Some records
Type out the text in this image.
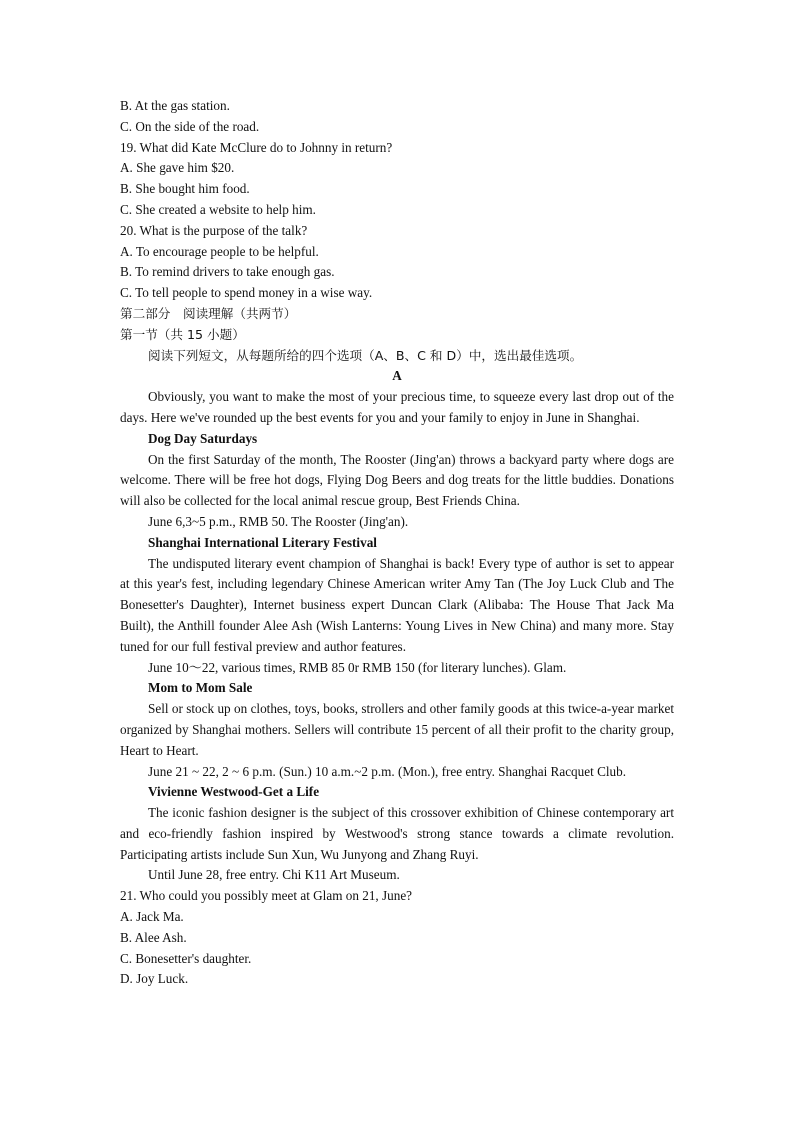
B. At the gas station.
C. On the side of the road.
19. What did Kate McClure do to Johnny in return?
A. She gave him $20.
B. She bought him food.
C. She created a website to help him.
20. What is the purpose of the talk?
A. To encourage people to be helpful.
B. To remind drivers to take enough gas.
C. To tell people to spend money in a wise way.
第二部分　阅读理解（共两节）
第一节（共 15 小题）
阅读下列短文，从每题所给的四个选项（A、B、C 和 D）中，选出最佳选项。
A
Obviously, you want to make the most of your precious time, to squeeze every last drop out of the days. Here we've rounded up the best events for you and your family to enjoy in June in Shanghai.
Dog Day Saturdays
On the first Saturday of the month, The Rooster (Jing'an) throws a backyard party where dogs are welcome. There will be free hot dogs, Flying Dog Beers and dog treats for the little buddies. Donations will also be collected for the local animal rescue group, Best Friends China.
June 6,3~5 p.m., RMB 50. The Rooster (Jing'an).
Shanghai International Literary Festival
The undisputed literary event champion of Shanghai is back! Every type of author is set to appear at this year's fest, including legendary Chinese American writer Amy Tan (The Joy Luck Club and The Bonesetter's Daughter), Internet business expert Duncan Clark (Alibaba: The House That Jack Ma Built), the Anthill founder Alee Ash (Wish Lanterns: Young Lives in New China) and many more. Stay tuned for our full festival preview and author features.
June 10～22, various times, RMB 85 0r RMB 150 (for literary lunches). Glam.
Mom to Mom Sale
Sell or stock up on clothes, toys, books, strollers and other family goods at this twice-a-year market organized by Shanghai mothers. Sellers will contribute 15 percent of all their profit to the charity group, Heart to Heart.
June 21 ~ 22, 2 ~ 6 p.m. (Sun.) 10 a.m.~2 p.m. (Mon.), free entry. Shanghai Racquet Club.
Vivienne Westwood-Get a Life
The iconic fashion designer is the subject of this crossover exhibition of Chinese contemporary art and eco-friendly fashion inspired by Westwood's strong stance towards a climate revolution. Participating artists include Sun Xun, Wu Junyong and Zhang Ruyi.
Until June 28, free entry. Chi K11 Art Museum.
21. Who could you possibly meet at Glam on 21, June?
A. Jack Ma.
B. Alee Ash.
C. Bonesetter's daughter.
D. Joy Luck.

## Task to carry out:
Which lines include the word "Jack"? List them all.

## Result of this exercise:
The undisputed literary event champion of Shanghai is back! Every type of author is set to appear at this year's fest, including legendary Chinese American writer Amy Tan (The Joy Luck Club and The Bonesetter's Daughter), Internet business expert Duncan Clark (Alibaba: The House That Jack Ma Built), the Anthill founder Alee Ash (Wish Lanterns: Young Lives in New China) and many more. Stay tuned for our full festival preview and author features.
A. Jack Ma.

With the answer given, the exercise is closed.